Omit all pictures and give the records below again exactly as written.
--------
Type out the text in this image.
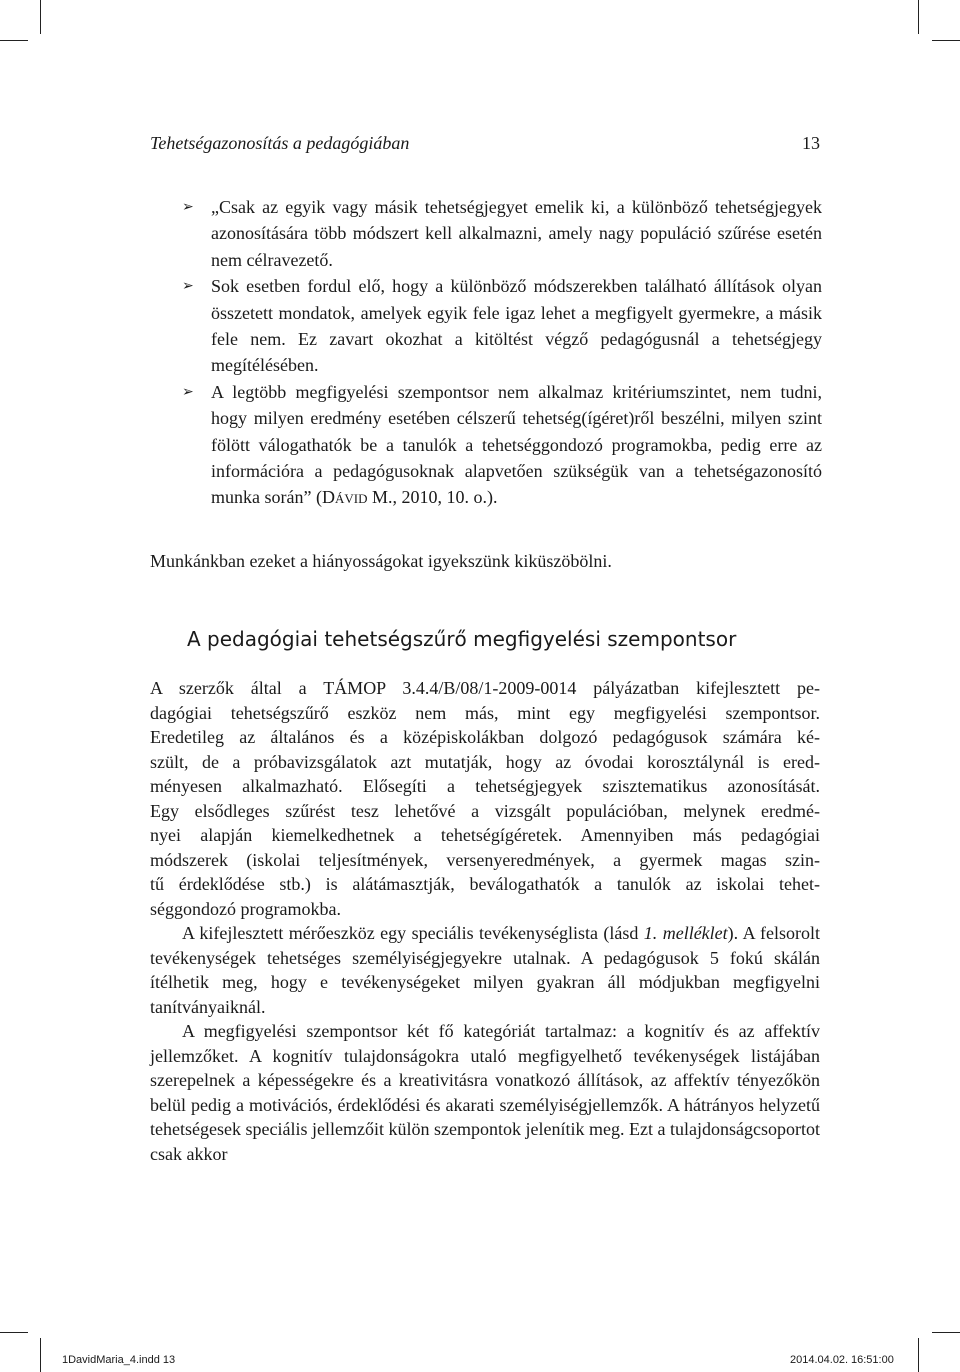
Tehetségazonosítás a pedagógiában	13
➢ „Csak az egyik vagy másik tehetségjegyet emelik ki, a különböző tehetségjegyek azonosítására több módszert kell alkalmazni, amely nagy populáció szűrése esetén nem célravezető.
➢ Sok esetben fordul elő, hogy a különböző módszerekben található állítások olyan összetett mondatok, amelyek egyik fele igaz lehet a megfigyelt gyermekre, a másik fele nem. Ez zavart okozhat a kitöltést végző pedagógusnál a tehetségjegy megítélésében.
➢ A legtöbb megfigyelési szempontsor nem alkalmaz kritériumszintet, nem tudni, hogy milyen eredmény esetében célszerű tehetség(ígéret)ről beszélni, milyen szint fölött válogathatók be a tanulók a tehetséggondozó programokba, pedig erre az információra a pedagógusoknak alapvetően szükségük van a tehetségazonosító munka során” (Dávid M., 2010, 10. o.).

Munkánkban ezeket a hiányosságokat igyekszünk kiküszöbölni.

A pedagógiai tehetségszűrő megfigyelési szempontsor

A szerzők által a TÁMOP 3.4.4/B/08/1-2009-0014 pályázatban kifejlesztett pe-
dagógiai tehetségszűrő eszköz nem más, mint egy megfigyelési szempontsor.
Eredetileg az általános és a középiskolákban dolgozó pedagógusok számára ké-
szült, de a próbavizsgálatok azt mutatják, hogy az óvodai korosztálynál is ered-
ményesen alkalmazható. Elősegíti a tehetségjegyek szisztematikus azonosítását.
Egy elsődleges szűrést tesz lehetővé a vizsgált populációban, melynek eredmé-
nyei alapján kiemelkedhetnek a tehetségígéretek. Amennyiben más pedagógiai
módszerek (iskolai teljesítmények, versenyeredmények, a gyermek magas szin-
tű érdeklődése stb.) is alátámasztják, beválogathatók a tanulók az iskolai tehet-
séggondozó programokba.

A kifejlesztett mérőeszköz egy speciális tevékenységlista (lásd 1. melléklet). A felsorolt tevékenységek tehetséges személyiségjegyekre utalnak. A pedagógusok 5 fokú skálán ítélhetik meg, hogy e tevékenységeket milyen gyakran áll módjukban megfigyelni tanítványaiknál.

A megfigyelési szempontsor két fő kategóriát tartalmaz: a kognitív és az affektív jellemzőket. A kognitív tulajdonságokra utaló megfigyelhető tevékenységek listájában szerepelnek a képességekre és a kreativitásra vonatkozó állítások, az affektív tényezőkön belül pedig a motivációs, érdeklődési és akarati személyiségjellemzők. A hátrányos helyzetű tehetségesek speciális jellemzőit külön szempontok jelenítik meg. Ezt a tulajdonságcsoportot csak akkor

1DavidMaria_4.indd 13	2014.04.02. 16:51:00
--------
Exercise answer:
Type out the text in this image.
Tehetségazonosítás a pedagógiában	13
➢ „Csak az egyik vagy másik tehetségjegyet emelik ki, a különböző tehetségjegyek azonosítására több módszert kell alkalmazni, amely nagy populáció szűrése esetén nem célravezető.
➢ Sok esetben fordul elő, hogy a különböző módszerekben található állítások olyan összetett mondatok, amelyek egyik fele igaz lehet a megfigyelt gyermekre, a másik fele nem. Ez zavart okozhat a kitöltést végző pedagógusnál a tehetségjegy megítélésében.
➢ A legtöbb megfigyelési szempontsor nem alkalmaz kritériumszintet, nem tudni, hogy milyen eredmény esetében célszerű tehetség(ígéret)ről beszélni, milyen szint fölött válogathatók be a tanulók a tehetséggondozó programokba, pedig erre az információra a pedagógusoknak alapvetően szükségük van a tehetségazonosító munka során” (Dávid M., 2010, 10. o.).

Munkánkban ezeket a hiányosságokat igyekszünk kiküszöbölni.

A pedagógiai tehetségszűrő megfigyelési szempontsor

A szerzők által a TÁMOP 3.4.4/B/08/1-2009-0014 pályázatban kifejlesztett pe-
dagógiai tehetségszűrő eszköz nem más, mint egy megfigyelési szempontsor.
Eredetileg az általános és a középiskolákban dolgozó pedagógusok számára ké-
szült, de a próbavizsgálatok azt mutatják, hogy az óvodai korosztálynál is ered-
ményesen alkalmazható. Elősegíti a tehetségjegyek szisztematikus azonosítását.
Egy elsődleges szűrést tesz lehetővé a vizsgált populációban, melynek eredmé-
nyei alapján kiemelkedhetnek a tehetségígéretek. Amennyiben más pedagógiai
módszerek (iskolai teljesítmények, versenyeredmények, a gyermek magas szin-
tű érdeklődése stb.) is alátámasztják, beválogathatók a tanulók az iskolai tehet-
séggondozó programokba.

A kifejlesztett mérőeszköz egy speciális tevékenységlista (lásd 1. melléklet). A felsorolt tevékenységek tehetséges személyiségjegyekre utalnak. A pedagógusok 5 fokú skálán ítélhetik meg, hogy e tevékenységeket milyen gyakran áll módjukban megfigyelni tanítványaiknál.

A megfigyelési szempontsor két fő kategóriát tartalmaz: a kognitív és az affektív jellemzőket. A kognitív tulajdonságokra utaló megfigyelhető tevékenységek listájában szerepelnek a képességekre és a kreativitásra vonatkozó állítások, az affektív tényezőkön belül pedig a motivációs, érdeklődési és akarati személyiségjellemzők. A hátrányos helyzetű tehetségesek speciális jellemzőit külön szempontok jelenítik meg. Ezt a tulajdonságcsoportot csak akkor

1DavidMaria_4.indd 13	2014.04.02. 16:51:00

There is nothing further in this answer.